● YOUR INSTRUCTIONS: Find how many lines hold the word "image". Give only the number.

● MATERIAL PROVIDED:

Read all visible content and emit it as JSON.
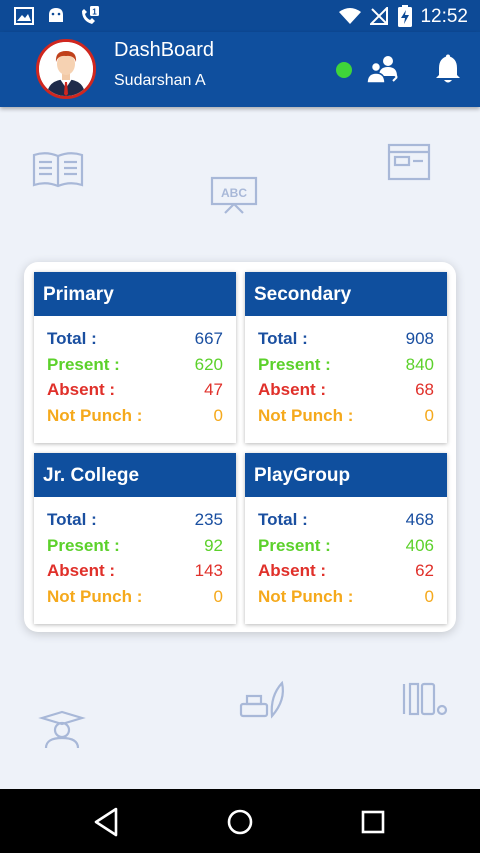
{
  "status_bar": {
    "time": "12:52",
    "icons": [
      "image-icon",
      "android-icon",
      "missed-call-icon",
      "wifi-icon",
      "no-signal-icon",
      "battery-charging-icon"
    ]
  },
  "header": {
    "title": "DashBoard",
    "user_name": "Sudarshan A",
    "status_color": "#3fd43a",
    "actions": [
      "group-icon",
      "bell-icon"
    ]
  },
  "labels": {
    "total": "Total :",
    "present": "Present :",
    "absent": "Absent :",
    "not_punch": "Not Punch :"
  },
  "cards": [
    {
      "title": "Primary",
      "total": "667",
      "present": "620",
      "absent": "47",
      "not_punch": "0"
    },
    {
      "title": "Secondary",
      "total": "908",
      "present": "840",
      "absent": "68",
      "not_punch": "0"
    },
    {
      "title": "Jr. College",
      "total": "235",
      "present": "92",
      "absent": "143",
      "not_punch": "0"
    },
    {
      "title": "PlayGroup",
      "total": "468",
      "present": "406",
      "absent": "62",
      "not_punch": "0"
    }
  ],
  "colors": {
    "primary_blue": "#0f4f9e",
    "total": "#1a4fa0",
    "present": "#5cd12b",
    "absent": "#e0302a",
    "not_punch": "#f5a91c"
  },
  "nav": [
    "back-icon",
    "home-icon",
    "recents-icon"
  ]
}
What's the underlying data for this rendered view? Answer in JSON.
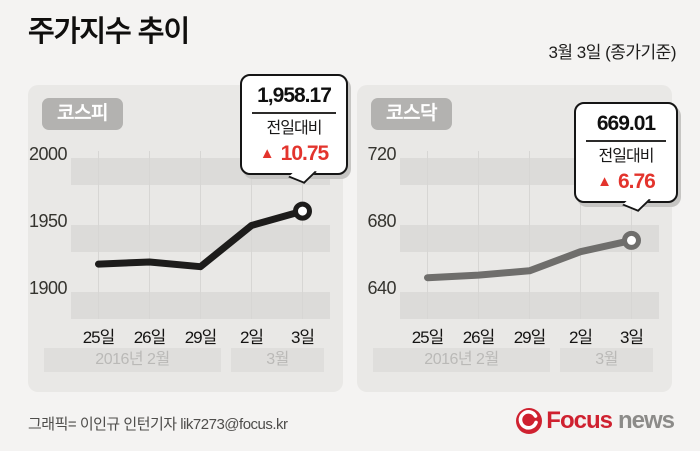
{
  "header": {
    "title": "주가지수 추이",
    "date_label": "3월 3일 (종가기준)"
  },
  "chart_data": [
    {
      "type": "line",
      "title": "코스피",
      "categories": [
        "25일",
        "26일",
        "29일",
        "2일",
        "3일"
      ],
      "values": [
        1918.57,
        1920.16,
        1916.66,
        1947.42,
        1958.17
      ],
      "yticks": [
        2000,
        1950,
        1900
      ],
      "ylim": [
        1880,
        2010
      ],
      "line_color": "#1d1c1b",
      "grid": true,
      "month_bands": [
        {
          "label": "2016년 2월",
          "from": 0,
          "to": 2
        },
        {
          "label": "3월",
          "from": 3,
          "to": 4
        }
      ],
      "callout": {
        "value": "1,958.17",
        "label": "전일대비",
        "direction": "up",
        "change": "10.75",
        "change_color": "#e3342d"
      }
    },
    {
      "type": "line",
      "title": "코스닥",
      "categories": [
        "25일",
        "26일",
        "29일",
        "2일",
        "3일"
      ],
      "values": [
        646.77,
        648.31,
        650.84,
        662.25,
        669.01
      ],
      "yticks": [
        720,
        680,
        640
      ],
      "ylim": [
        635,
        730
      ],
      "line_color": "#6f6e6c",
      "grid": true,
      "month_bands": [
        {
          "label": "2016년 2월",
          "from": 0,
          "to": 2
        },
        {
          "label": "3월",
          "from": 3,
          "to": 4
        }
      ],
      "callout": {
        "value": "669.01",
        "label": "전일대비",
        "direction": "up",
        "change": "6.76",
        "change_color": "#e3342d"
      }
    }
  ],
  "footer": {
    "credit": "그래픽= 이인규 인턴기자 lik7273@focus.kr",
    "logo": {
      "brand": "Focus",
      "suffix": "news",
      "brand_color": "#cf2130",
      "suffix_color": "#8c8b89"
    }
  }
}
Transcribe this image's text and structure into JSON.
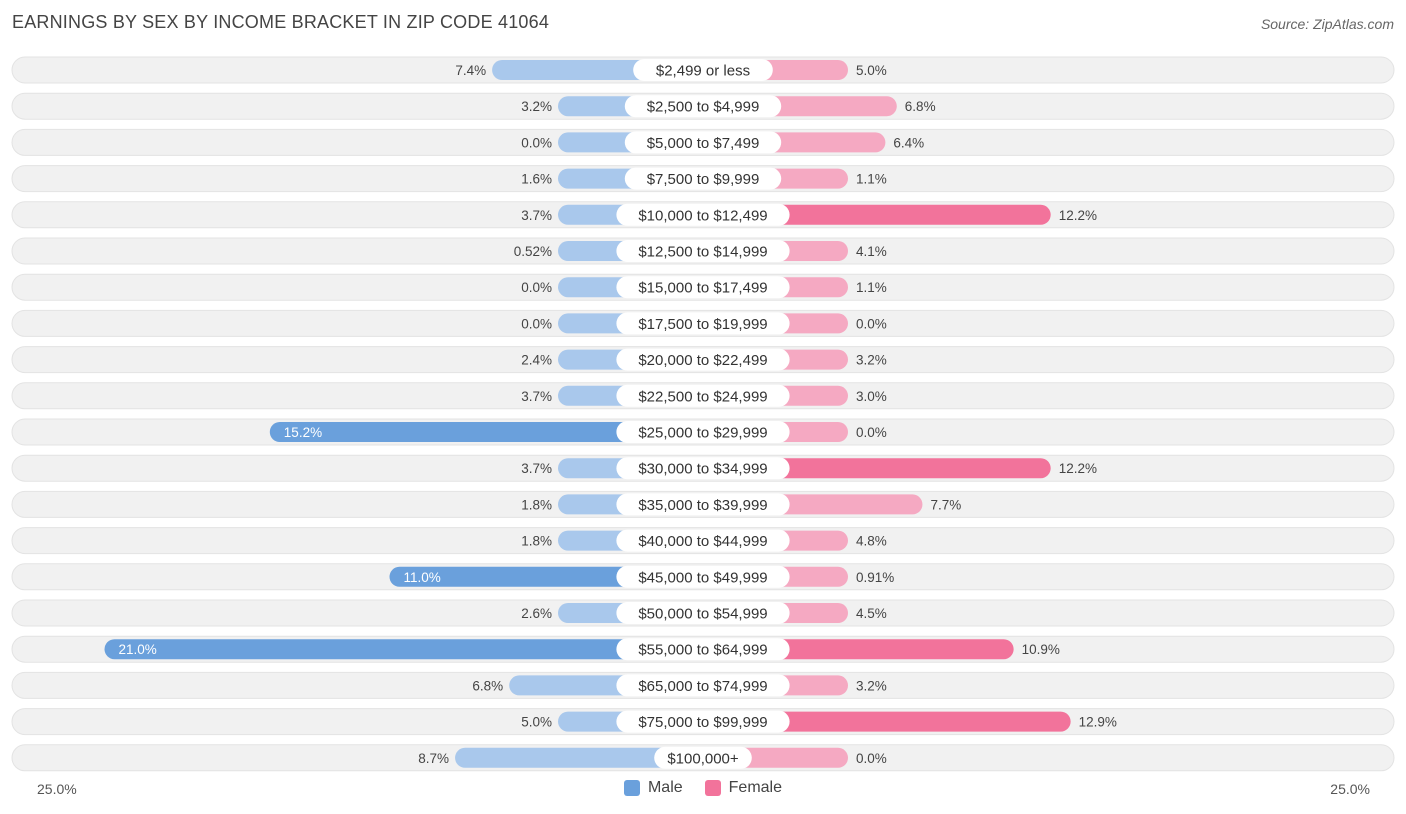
{
  "title": "EARNINGS BY SEX BY INCOME BRACKET IN ZIP CODE 41064",
  "source": "Source: ZipAtlas.com",
  "colors": {
    "male_light": "#a9c8ec",
    "male_dark": "#6aa0dc",
    "female_light": "#f5a9c2",
    "female_dark": "#f2739b",
    "row_bg": "#f1f1f1"
  },
  "legend": {
    "male": "Male",
    "female": "Female"
  },
  "axis": {
    "left_label": "25.0%",
    "right_label": "25.0%"
  },
  "chart_data": {
    "type": "bar",
    "orientation": "horizontal-diverging",
    "title": "EARNINGS BY SEX BY INCOME BRACKET IN ZIP CODE 41064",
    "xlim": [
      -25,
      25
    ],
    "categories": [
      "$2,499 or less",
      "$2,500 to $4,999",
      "$5,000 to $7,499",
      "$7,500 to $9,999",
      "$10,000 to $12,499",
      "$12,500 to $14,999",
      "$15,000 to $17,499",
      "$17,500 to $19,999",
      "$20,000 to $22,499",
      "$22,500 to $24,999",
      "$25,000 to $29,999",
      "$30,000 to $34,999",
      "$35,000 to $39,999",
      "$40,000 to $44,999",
      "$45,000 to $49,999",
      "$50,000 to $54,999",
      "$55,000 to $64,999",
      "$65,000 to $74,999",
      "$75,000 to $99,999",
      "$100,000+"
    ],
    "series": [
      {
        "name": "Male",
        "values": [
          7.4,
          3.2,
          0.0,
          1.6,
          3.7,
          0.52,
          0.0,
          0.0,
          2.4,
          3.7,
          15.2,
          3.7,
          1.8,
          1.8,
          11.0,
          2.6,
          21.0,
          6.8,
          5.0,
          8.7
        ],
        "labels": [
          "7.4%",
          "3.2%",
          "0.0%",
          "1.6%",
          "3.7%",
          "0.52%",
          "0.0%",
          "0.0%",
          "2.4%",
          "3.7%",
          "15.2%",
          "3.7%",
          "1.8%",
          "1.8%",
          "11.0%",
          "2.6%",
          "21.0%",
          "6.8%",
          "5.0%",
          "8.7%"
        ]
      },
      {
        "name": "Female",
        "values": [
          5.0,
          6.8,
          6.4,
          1.1,
          12.2,
          4.1,
          1.1,
          0.0,
          3.2,
          3.0,
          0.0,
          12.2,
          7.7,
          4.8,
          0.91,
          4.5,
          10.9,
          3.2,
          12.9,
          0.0
        ],
        "labels": [
          "5.0%",
          "6.8%",
          "6.4%",
          "1.1%",
          "12.2%",
          "4.1%",
          "1.1%",
          "0.0%",
          "3.2%",
          "3.0%",
          "0.0%",
          "12.2%",
          "7.7%",
          "4.8%",
          "0.91%",
          "4.5%",
          "10.9%",
          "3.2%",
          "12.9%",
          "0.0%"
        ]
      }
    ]
  }
}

● COMPLETE ANSWER: 2